◆ **INSTRUCTION**
Only the pictures are left out: repeat the rest of the entries exactly.

◆ **EXERCISE INPUT**
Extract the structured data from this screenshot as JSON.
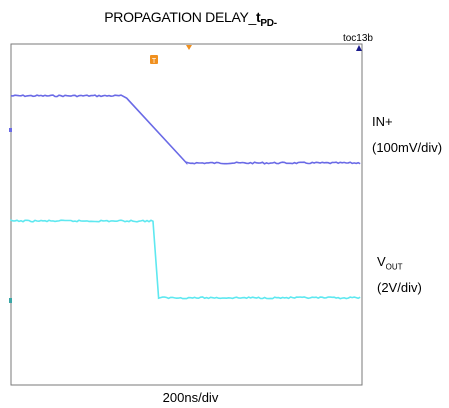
{
  "chart_data": {
    "type": "line",
    "title": "PROPAGATION DELAY_tPD-",
    "title_parts": {
      "prefix": "PROPAGATION DELAY",
      "symbol": "t",
      "subscript": "PD-"
    },
    "figure_id": "toc13b",
    "xlabel": "200ns/div",
    "grid": false,
    "series": [
      {
        "name": "IN+",
        "scale": "(100mV/div)",
        "color": "#6a6ae6",
        "x": [
          0,
          1.4,
          1.45,
          2.2,
          3.6,
          4.4
        ],
        "y": [
          2.9,
          2.9,
          2.85,
          1.5,
          1.5,
          1.5
        ],
        "note_units": "divisions"
      },
      {
        "name": "VOUT",
        "name_parts": {
          "main": "V",
          "sub": "OUT"
        },
        "scale": "(2V/div)",
        "color": "#5ee8f0",
        "x": [
          0,
          1.8,
          1.85,
          3.6,
          4.4
        ],
        "y": [
          3,
          3,
          1.4,
          1.4,
          1.4
        ],
        "note_units": "divisions"
      }
    ],
    "trigger_marker": "T"
  },
  "colors": {
    "frame": "#7a7a7a",
    "in_trace": "#6a6ae6",
    "out_trace": "#5ee8f0",
    "trigger": "#f0901f",
    "top_marker": "#1a1a8c"
  }
}
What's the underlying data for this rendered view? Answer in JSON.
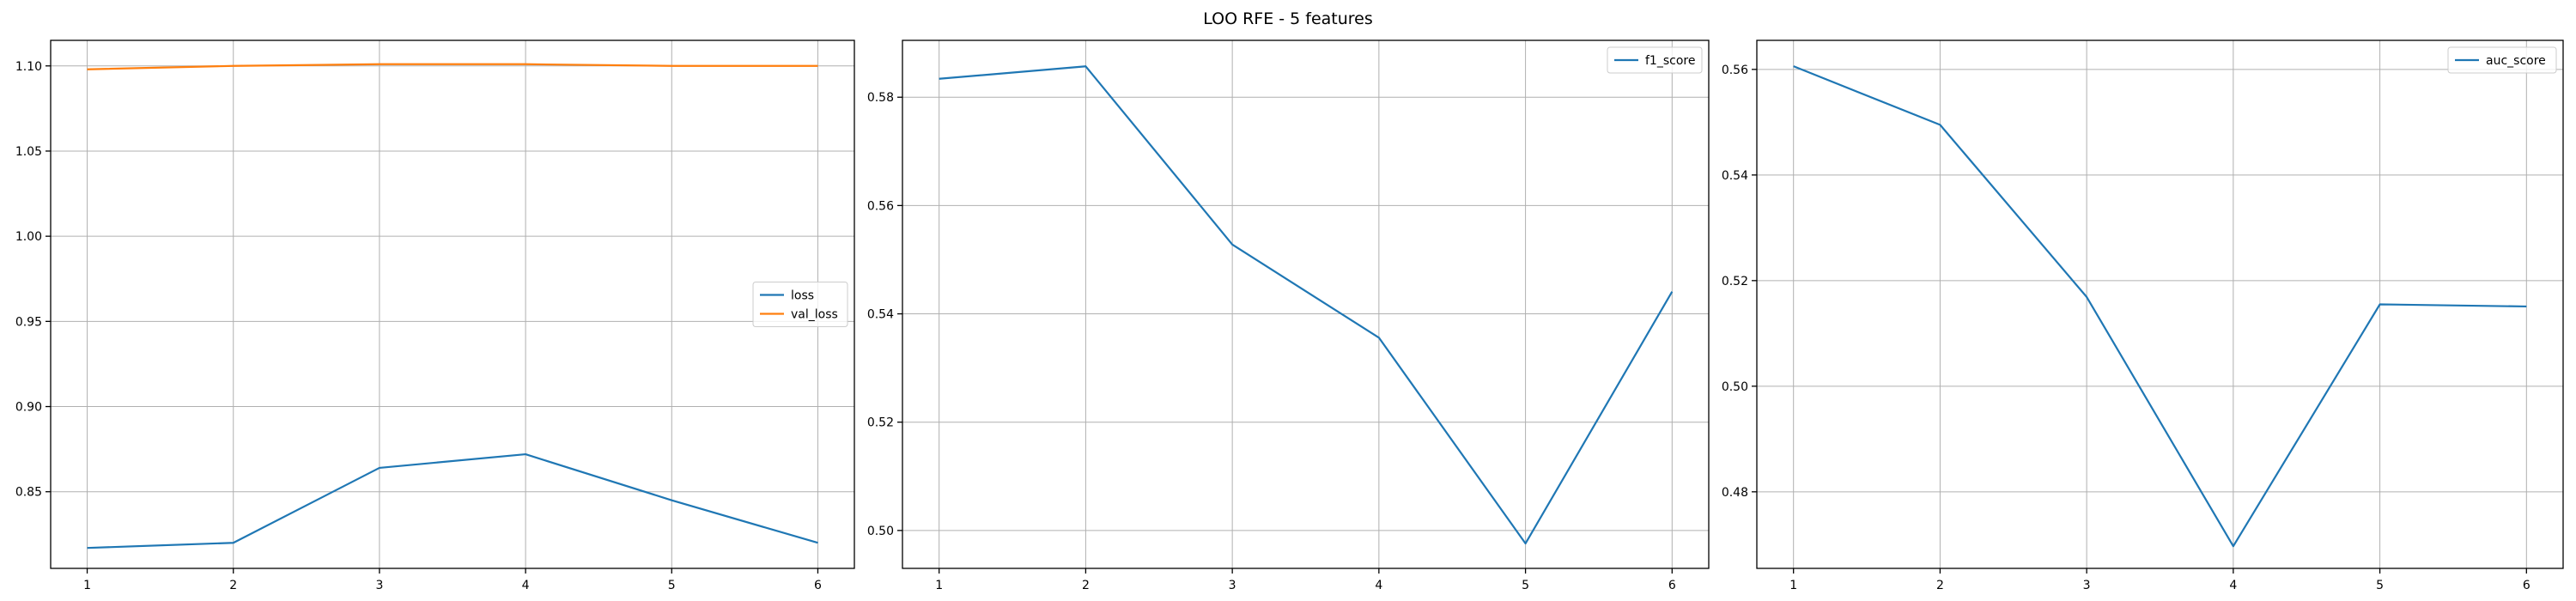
{
  "figure": {
    "suptitle": "LOO RFE - 5 features"
  },
  "colors": {
    "series_blue": "#1f77b4",
    "series_orange": "#ff7f0e",
    "grid": "#b0b0b0"
  },
  "chart_data": [
    {
      "type": "line",
      "title": "",
      "xlabel": "",
      "ylabel": "",
      "x": [
        1,
        2,
        3,
        4,
        5,
        6
      ],
      "xlim": [
        0.75,
        6.25
      ],
      "ylim": [
        0.805,
        1.115
      ],
      "xticks": [
        1,
        2,
        3,
        4,
        5,
        6
      ],
      "yticks": [
        0.85,
        0.9,
        0.95,
        1.0,
        1.05,
        1.1
      ],
      "ytick_labels": [
        "0.85",
        "0.90",
        "0.95",
        "1.00",
        "1.05",
        "1.10"
      ],
      "grid": true,
      "legend": "center-right",
      "series": [
        {
          "name": "loss",
          "color": "#1f77b4",
          "values": [
            0.817,
            0.82,
            0.864,
            0.872,
            0.845,
            0.82
          ]
        },
        {
          "name": "val_loss",
          "color": "#ff7f0e",
          "values": [
            1.098,
            1.1,
            1.101,
            1.101,
            1.1,
            1.1
          ]
        }
      ]
    },
    {
      "type": "line",
      "title": "",
      "xlabel": "",
      "ylabel": "",
      "x": [
        1,
        2,
        3,
        4,
        5,
        6
      ],
      "xlim": [
        0.75,
        6.25
      ],
      "ylim": [
        0.493,
        0.5905
      ],
      "xticks": [
        1,
        2,
        3,
        4,
        5,
        6
      ],
      "yticks": [
        0.5,
        0.52,
        0.54,
        0.56,
        0.58
      ],
      "ytick_labels": [
        "0.50",
        "0.52",
        "0.54",
        "0.56",
        "0.58"
      ],
      "grid": true,
      "legend": "top-right",
      "series": [
        {
          "name": "f1_score",
          "color": "#1f77b4",
          "values": [
            0.5834,
            0.5857,
            0.5528,
            0.5356,
            0.4976,
            0.5441
          ]
        }
      ]
    },
    {
      "type": "line",
      "title": "",
      "xlabel": "",
      "ylabel": "",
      "x": [
        1,
        2,
        3,
        4,
        5,
        6
      ],
      "xlim": [
        0.75,
        6.25
      ],
      "ylim": [
        0.4655,
        0.5655
      ],
      "xticks": [
        1,
        2,
        3,
        4,
        5,
        6
      ],
      "yticks": [
        0.48,
        0.5,
        0.52,
        0.54,
        0.56
      ],
      "ytick_labels": [
        "0.48",
        "0.50",
        "0.52",
        "0.54",
        "0.56"
      ],
      "grid": true,
      "legend": "top-right",
      "series": [
        {
          "name": "auc_score",
          "color": "#1f77b4",
          "values": [
            0.5606,
            0.5495,
            0.5169,
            0.4697,
            0.5155,
            0.5151
          ]
        }
      ]
    }
  ]
}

◆ **IN RESPONSE**
Extract the structured data from this screenshot as JSON.
{
  "chart_data": {
    "type": "line",
    "title": "PROPAGATION DELAY_tPD-",
    "title_parts": {
      "prefix": "PROPAGATION DELAY",
      "symbol": "t",
      "subscript": "PD-"
    },
    "figure_id": "toc13b",
    "xlabel": "200ns/div",
    "grid": false,
    "series": [
      {
        "name": "IN+",
        "scale": "(100mV/div)",
        "color": "#6a6ae6",
        "x": [
          0,
          1.4,
          1.45,
          2.2,
          3.6,
          4.4
        ],
        "y": [
          2.9,
          2.9,
          2.85,
          1.5,
          1.5,
          1.5
        ],
        "note_units": "divisions"
      },
      {
        "name": "VOUT",
        "name_parts": {
          "main": "V",
          "sub": "OUT"
        },
        "scale": "(2V/div)",
        "color": "#5ee8f0",
        "x": [
          0,
          1.8,
          1.85,
          3.6,
          4.4
        ],
        "y": [
          3,
          3,
          1.4,
          1.4,
          1.4
        ],
        "note_units": "divisions"
      }
    ],
    "trigger_marker": "T"
  },
  "colors": {
    "frame": "#7a7a7a",
    "in_trace": "#6a6ae6",
    "out_trace": "#5ee8f0",
    "trigger": "#f0901f",
    "top_marker": "#1a1a8c"
  }
}
What's the underlying data for this rendered view? Answer in JSON.
{
  "figure": {
    "suptitle": "LOO RFE - 5 features"
  },
  "colors": {
    "series_blue": "#1f77b4",
    "series_orange": "#ff7f0e",
    "grid": "#b0b0b0"
  },
  "chart_data": [
    {
      "type": "line",
      "title": "",
      "xlabel": "",
      "ylabel": "",
      "x": [
        1,
        2,
        3,
        4,
        5,
        6
      ],
      "xlim": [
        0.75,
        6.25
      ],
      "ylim": [
        0.805,
        1.115
      ],
      "xticks": [
        1,
        2,
        3,
        4,
        5,
        6
      ],
      "yticks": [
        0.85,
        0.9,
        0.95,
        1.0,
        1.05,
        1.1
      ],
      "ytick_labels": [
        "0.85",
        "0.90",
        "0.95",
        "1.00",
        "1.05",
        "1.10"
      ],
      "grid": true,
      "legend": "center-right",
      "series": [
        {
          "name": "loss",
          "color": "#1f77b4",
          "values": [
            0.817,
            0.82,
            0.864,
            0.872,
            0.845,
            0.82
          ]
        },
        {
          "name": "val_loss",
          "color": "#ff7f0e",
          "values": [
            1.098,
            1.1,
            1.101,
            1.101,
            1.1,
            1.1
          ]
        }
      ]
    },
    {
      "type": "line",
      "title": "",
      "xlabel": "",
      "ylabel": "",
      "x": [
        1,
        2,
        3,
        4,
        5,
        6
      ],
      "xlim": [
        0.75,
        6.25
      ],
      "ylim": [
        0.493,
        0.5905
      ],
      "xticks": [
        1,
        2,
        3,
        4,
        5,
        6
      ],
      "yticks": [
        0.5,
        0.52,
        0.54,
        0.56,
        0.58
      ],
      "ytick_labels": [
        "0.50",
        "0.52",
        "0.54",
        "0.56",
        "0.58"
      ],
      "grid": true,
      "legend": "top-right",
      "series": [
        {
          "name": "f1_score",
          "color": "#1f77b4",
          "values": [
            0.5834,
            0.5857,
            0.5528,
            0.5356,
            0.4976,
            0.5441
          ]
        }
      ]
    },
    {
      "type": "line",
      "title": "",
      "xlabel": "",
      "ylabel": "",
      "x": [
        1,
        2,
        3,
        4,
        5,
        6
      ],
      "xlim": [
        0.75,
        6.25
      ],
      "ylim": [
        0.4655,
        0.5655
      ],
      "xticks": [
        1,
        2,
        3,
        4,
        5,
        6
      ],
      "yticks": [
        0.48,
        0.5,
        0.52,
        0.54,
        0.56
      ],
      "ytick_labels": [
        "0.48",
        "0.50",
        "0.52",
        "0.54",
        "0.56"
      ],
      "grid": true,
      "legend": "top-right",
      "series": [
        {
          "name": "auc_score",
          "color": "#1f77b4",
          "values": [
            0.5606,
            0.5495,
            0.5169,
            0.4697,
            0.5155,
            0.5151
          ]
        }
      ]
    }
  ]
}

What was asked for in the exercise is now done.